__Problem requirements__
What follows is a set of records; repeat all of them exactly.

Dataset records:
--- START ---
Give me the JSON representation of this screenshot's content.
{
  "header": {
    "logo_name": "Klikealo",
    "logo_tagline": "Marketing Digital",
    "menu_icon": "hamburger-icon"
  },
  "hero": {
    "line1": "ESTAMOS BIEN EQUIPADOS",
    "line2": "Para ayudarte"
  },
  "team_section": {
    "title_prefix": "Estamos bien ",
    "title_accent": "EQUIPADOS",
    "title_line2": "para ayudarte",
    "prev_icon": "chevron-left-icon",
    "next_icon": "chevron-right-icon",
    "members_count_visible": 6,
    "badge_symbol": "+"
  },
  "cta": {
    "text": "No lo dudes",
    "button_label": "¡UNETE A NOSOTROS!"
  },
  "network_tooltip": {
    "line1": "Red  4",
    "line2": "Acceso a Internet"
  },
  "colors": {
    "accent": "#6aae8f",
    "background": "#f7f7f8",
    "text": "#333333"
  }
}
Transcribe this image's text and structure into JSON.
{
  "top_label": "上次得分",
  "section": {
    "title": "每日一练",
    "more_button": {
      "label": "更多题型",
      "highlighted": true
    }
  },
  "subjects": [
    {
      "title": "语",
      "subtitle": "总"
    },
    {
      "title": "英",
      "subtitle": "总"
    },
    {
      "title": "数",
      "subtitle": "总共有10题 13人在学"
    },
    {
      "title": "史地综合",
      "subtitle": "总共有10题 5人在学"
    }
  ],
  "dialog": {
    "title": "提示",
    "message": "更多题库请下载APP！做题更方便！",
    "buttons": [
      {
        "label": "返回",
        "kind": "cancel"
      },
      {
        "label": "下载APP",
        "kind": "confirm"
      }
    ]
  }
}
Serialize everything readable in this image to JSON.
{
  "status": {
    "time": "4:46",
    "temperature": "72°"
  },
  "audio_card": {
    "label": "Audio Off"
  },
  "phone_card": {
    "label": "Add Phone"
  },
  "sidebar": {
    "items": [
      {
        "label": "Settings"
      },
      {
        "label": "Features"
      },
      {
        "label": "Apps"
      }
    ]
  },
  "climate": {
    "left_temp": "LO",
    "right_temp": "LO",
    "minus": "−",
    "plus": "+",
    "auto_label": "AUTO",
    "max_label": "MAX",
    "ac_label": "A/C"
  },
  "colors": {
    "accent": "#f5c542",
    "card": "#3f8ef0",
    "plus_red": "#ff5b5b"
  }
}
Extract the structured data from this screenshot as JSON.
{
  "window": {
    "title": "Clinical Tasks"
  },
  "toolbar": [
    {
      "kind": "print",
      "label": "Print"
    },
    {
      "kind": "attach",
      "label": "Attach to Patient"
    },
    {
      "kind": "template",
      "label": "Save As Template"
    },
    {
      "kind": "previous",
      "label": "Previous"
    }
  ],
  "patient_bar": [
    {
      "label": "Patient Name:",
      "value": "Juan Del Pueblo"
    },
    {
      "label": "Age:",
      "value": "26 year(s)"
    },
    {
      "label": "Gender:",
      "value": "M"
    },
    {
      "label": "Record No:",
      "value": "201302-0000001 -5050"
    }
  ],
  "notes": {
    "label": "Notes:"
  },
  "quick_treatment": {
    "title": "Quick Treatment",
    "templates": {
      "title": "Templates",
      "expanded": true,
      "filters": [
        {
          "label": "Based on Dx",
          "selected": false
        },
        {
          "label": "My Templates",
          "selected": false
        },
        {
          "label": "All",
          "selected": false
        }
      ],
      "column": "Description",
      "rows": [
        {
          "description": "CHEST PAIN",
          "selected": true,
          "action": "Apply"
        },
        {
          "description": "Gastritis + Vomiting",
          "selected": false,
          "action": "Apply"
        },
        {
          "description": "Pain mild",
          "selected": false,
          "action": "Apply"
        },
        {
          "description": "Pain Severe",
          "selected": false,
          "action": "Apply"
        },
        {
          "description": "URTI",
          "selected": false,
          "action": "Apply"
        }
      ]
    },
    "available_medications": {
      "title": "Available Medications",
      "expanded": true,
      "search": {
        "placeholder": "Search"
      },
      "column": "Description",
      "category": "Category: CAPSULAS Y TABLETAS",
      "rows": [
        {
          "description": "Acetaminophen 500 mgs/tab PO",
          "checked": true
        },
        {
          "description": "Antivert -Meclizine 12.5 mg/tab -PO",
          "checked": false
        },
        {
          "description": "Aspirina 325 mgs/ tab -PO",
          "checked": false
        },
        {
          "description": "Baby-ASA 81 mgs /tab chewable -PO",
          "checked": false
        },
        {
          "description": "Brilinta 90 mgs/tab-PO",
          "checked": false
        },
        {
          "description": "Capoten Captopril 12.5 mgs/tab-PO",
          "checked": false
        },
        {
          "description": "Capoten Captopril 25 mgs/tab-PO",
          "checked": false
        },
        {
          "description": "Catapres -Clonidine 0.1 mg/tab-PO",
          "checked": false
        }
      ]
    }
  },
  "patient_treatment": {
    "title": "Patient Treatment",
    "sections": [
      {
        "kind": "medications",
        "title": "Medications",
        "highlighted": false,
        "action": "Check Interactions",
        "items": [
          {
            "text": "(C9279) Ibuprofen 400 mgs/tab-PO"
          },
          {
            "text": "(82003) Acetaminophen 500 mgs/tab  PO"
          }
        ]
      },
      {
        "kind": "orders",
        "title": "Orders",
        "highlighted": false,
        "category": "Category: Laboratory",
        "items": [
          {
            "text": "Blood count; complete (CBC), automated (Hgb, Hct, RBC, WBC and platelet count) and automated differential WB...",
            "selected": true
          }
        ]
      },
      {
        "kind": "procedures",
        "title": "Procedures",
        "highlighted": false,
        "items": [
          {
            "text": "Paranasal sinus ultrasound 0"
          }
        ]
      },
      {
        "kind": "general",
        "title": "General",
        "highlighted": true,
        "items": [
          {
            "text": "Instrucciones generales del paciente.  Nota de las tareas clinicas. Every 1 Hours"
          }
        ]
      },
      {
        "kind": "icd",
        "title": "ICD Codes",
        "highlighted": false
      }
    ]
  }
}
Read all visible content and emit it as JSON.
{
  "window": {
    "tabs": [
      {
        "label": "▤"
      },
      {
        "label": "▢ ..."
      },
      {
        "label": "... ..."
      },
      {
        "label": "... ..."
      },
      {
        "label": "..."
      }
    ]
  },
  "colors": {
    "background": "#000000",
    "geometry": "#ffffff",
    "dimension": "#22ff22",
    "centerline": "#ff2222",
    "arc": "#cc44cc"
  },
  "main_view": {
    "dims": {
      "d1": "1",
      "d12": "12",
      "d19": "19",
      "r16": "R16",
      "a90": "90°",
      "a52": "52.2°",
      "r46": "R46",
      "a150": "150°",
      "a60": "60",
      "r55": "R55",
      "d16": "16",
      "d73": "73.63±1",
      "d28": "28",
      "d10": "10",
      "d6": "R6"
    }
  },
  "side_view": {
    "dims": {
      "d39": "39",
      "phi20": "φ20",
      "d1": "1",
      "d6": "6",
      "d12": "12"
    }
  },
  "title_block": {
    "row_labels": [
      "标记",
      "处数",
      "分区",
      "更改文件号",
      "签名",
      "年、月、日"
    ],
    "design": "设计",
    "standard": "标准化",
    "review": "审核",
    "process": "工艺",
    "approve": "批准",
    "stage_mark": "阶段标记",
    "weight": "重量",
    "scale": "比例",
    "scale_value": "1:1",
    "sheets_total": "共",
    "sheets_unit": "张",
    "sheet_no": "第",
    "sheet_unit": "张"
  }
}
--- END ---
__Exercise response__
Give me the JSON representation of this screenshot's content.
{
  "header": {
    "logo_name": "Klikealo",
    "logo_tagline": "Marketing Digital",
    "menu_icon": "hamburger-icon"
  },
  "hero": {
    "line1": "ESTAMOS BIEN EQUIPADOS",
    "line2": "Para ayudarte"
  },
  "team_section": {
    "title_prefix": "Estamos bien ",
    "title_accent": "EQUIPADOS",
    "title_line2": "para ayudarte",
    "prev_icon": "chevron-left-icon",
    "next_icon": "chevron-right-icon",
    "members_count_visible": 6,
    "badge_symbol": "+"
  },
  "cta": {
    "text": "No lo dudes",
    "button_label": "¡UNETE A NOSOTROS!"
  },
  "network_tooltip": {
    "line1": "Red  4",
    "line2": "Acceso a Internet"
  },
  "colors": {
    "accent": "#6aae8f",
    "background": "#f7f7f8",
    "text": "#333333"
  }
}
Transcribe this image's text and structure into JSON.
{
  "top_label": "上次得分",
  "section": {
    "title": "每日一练",
    "more_button": {
      "label": "更多题型",
      "highlighted": true
    }
  },
  "subjects": [
    {
      "title": "语",
      "subtitle": "总"
    },
    {
      "title": "英",
      "subtitle": "总"
    },
    {
      "title": "数",
      "subtitle": "总共有10题 13人在学"
    },
    {
      "title": "史地综合",
      "subtitle": "总共有10题 5人在学"
    }
  ],
  "dialog": {
    "title": "提示",
    "message": "更多题库请下载APP！做题更方便！",
    "buttons": [
      {
        "label": "返回",
        "kind": "cancel"
      },
      {
        "label": "下载APP",
        "kind": "confirm"
      }
    ]
  }
}
Serialize everything readable in this image to JSON.
{
  "status": {
    "time": "4:46",
    "temperature": "72°"
  },
  "audio_card": {
    "label": "Audio Off"
  },
  "phone_card": {
    "label": "Add Phone"
  },
  "sidebar": {
    "items": [
      {
        "label": "Settings"
      },
      {
        "label": "Features"
      },
      {
        "label": "Apps"
      }
    ]
  },
  "climate": {
    "left_temp": "LO",
    "right_temp": "LO",
    "minus": "−",
    "plus": "+",
    "auto_label": "AUTO",
    "max_label": "MAX",
    "ac_label": "A/C"
  },
  "colors": {
    "accent": "#f5c542",
    "card": "#3f8ef0",
    "plus_red": "#ff5b5b"
  }
}
Extract the structured data from this screenshot as JSON.
{
  "window": {
    "title": "Clinical Tasks"
  },
  "toolbar": [
    {
      "kind": "print",
      "label": "Print"
    },
    {
      "kind": "attach",
      "label": "Attach to Patient"
    },
    {
      "kind": "template",
      "label": "Save As Template"
    },
    {
      "kind": "previous",
      "label": "Previous"
    }
  ],
  "patient_bar": [
    {
      "label": "Patient Name:",
      "value": "Juan Del Pueblo"
    },
    {
      "label": "Age:",
      "value": "26 year(s)"
    },
    {
      "label": "Gender:",
      "value": "M"
    },
    {
      "label": "Record No:",
      "value": "201302-0000001 -5050"
    }
  ],
  "notes": {
    "label": "Notes:"
  },
  "quick_treatment": {
    "title": "Quick Treatment",
    "templates": {
      "title": "Templates",
      "expanded": true,
      "filters": [
        {
          "label": "Based on Dx",
          "selected": false
        },
        {
          "label": "My Templates",
          "selected": false
        },
        {
          "label": "All",
          "selected": false
        }
      ],
      "column": "Description",
      "rows": [
        {
          "description": "CHEST PAIN",
          "selected": true,
          "action": "Apply"
        },
        {
          "description": "Gastritis + Vomiting",
          "selected": false,
          "action": "Apply"
        },
        {
          "description": "Pain mild",
          "selected": false,
          "action": "Apply"
        },
        {
          "description": "Pain Severe",
          "selected": false,
          "action": "Apply"
        },
        {
          "description": "URTI",
          "selected": false,
          "action": "Apply"
        }
      ]
    },
    "available_medications": {
      "title": "Available Medications",
      "expanded": true,
      "search": {
        "placeholder": "Search"
      },
      "column": "Description",
      "category": "Category: CAPSULAS Y TABLETAS",
      "rows": [
        {
          "description": "Acetaminophen 500 mgs/tab PO",
          "checked": true
        },
        {
          "description": "Antivert -Meclizine 12.5 mg/tab -PO",
          "checked": false
        },
        {
          "description": "Aspirina 325 mgs/ tab -PO",
          "checked": false
        },
        {
          "description": "Baby-ASA 81 mgs /tab chewable -PO",
          "checked": false
        },
        {
          "description": "Brilinta 90 mgs/tab-PO",
          "checked": false
        },
        {
          "description": "Capoten Captopril 12.5 mgs/tab-PO",
          "checked": false
        },
        {
          "description": "Capoten Captopril 25 mgs/tab-PO",
          "checked": false
        },
        {
          "description": "Catapres -Clonidine 0.1 mg/tab-PO",
          "checked": false
        }
      ]
    }
  },
  "patient_treatment": {
    "title": "Patient Treatment",
    "sections": [
      {
        "kind": "medications",
        "title": "Medications",
        "highlighted": false,
        "action": "Check Interactions",
        "items": [
          {
            "text": "(C9279) Ibuprofen 400 mgs/tab-PO"
          },
          {
            "text": "(82003) Acetaminophen 500 mgs/tab  PO"
          }
        ]
      },
      {
        "kind": "orders",
        "title": "Orders",
        "highlighted": false,
        "category": "Category: Laboratory",
        "items": [
          {
            "text": "Blood count; complete (CBC), automated (Hgb, Hct, RBC, WBC and platelet count) and automated differential WB...",
            "selected": true
          }
        ]
      },
      {
        "kind": "procedures",
        "title": "Procedures",
        "highlighted": false,
        "items": [
          {
            "text": "Paranasal sinus ultrasound 0"
          }
        ]
      },
      {
        "kind": "general",
        "title": "General",
        "highlighted": true,
        "items": [
          {
            "text": "Instrucciones generales del paciente.  Nota de las tareas clinicas. Every 1 Hours"
          }
        ]
      },
      {
        "kind": "icd",
        "title": "ICD Codes",
        "highlighted": false
      }
    ]
  }
}
Read all visible content and emit it as JSON.
{
  "window": {
    "tabs": [
      {
        "label": "▤"
      },
      {
        "label": "▢ ..."
      },
      {
        "label": "... ..."
      },
      {
        "label": "... ..."
      },
      {
        "label": "..."
      }
    ]
  },
  "colors": {
    "background": "#000000",
    "geometry": "#ffffff",
    "dimension": "#22ff22",
    "centerline": "#ff2222",
    "arc": "#cc44cc"
  },
  "main_view": {
    "dims": {
      "d1": "1",
      "d12": "12",
      "d19": "19",
      "r16": "R16",
      "a90": "90°",
      "a52": "52.2°",
      "r46": "R46",
      "a150": "150°",
      "a60": "60",
      "r55": "R55",
      "d16": "16",
      "d73": "73.63±1",
      "d28": "28",
      "d10": "10",
      "d6": "R6"
    }
  },
  "side_view": {
    "dims": {
      "d39": "39",
      "phi20": "φ20",
      "d1": "1",
      "d6": "6",
      "d12": "12"
    }
  },
  "title_block": {
    "row_labels": [
      "标记",
      "处数",
      "分区",
      "更改文件号",
      "签名",
      "年、月、日"
    ],
    "design": "设计",
    "standard": "标准化",
    "review": "审核",
    "process": "工艺",
    "approve": "批准",
    "stage_mark": "阶段标记",
    "weight": "重量",
    "scale": "比例",
    "scale_value": "1:1",
    "sheets_total": "共",
    "sheets_unit": "张",
    "sheet_no": "第",
    "sheet_unit": "张"
  }
}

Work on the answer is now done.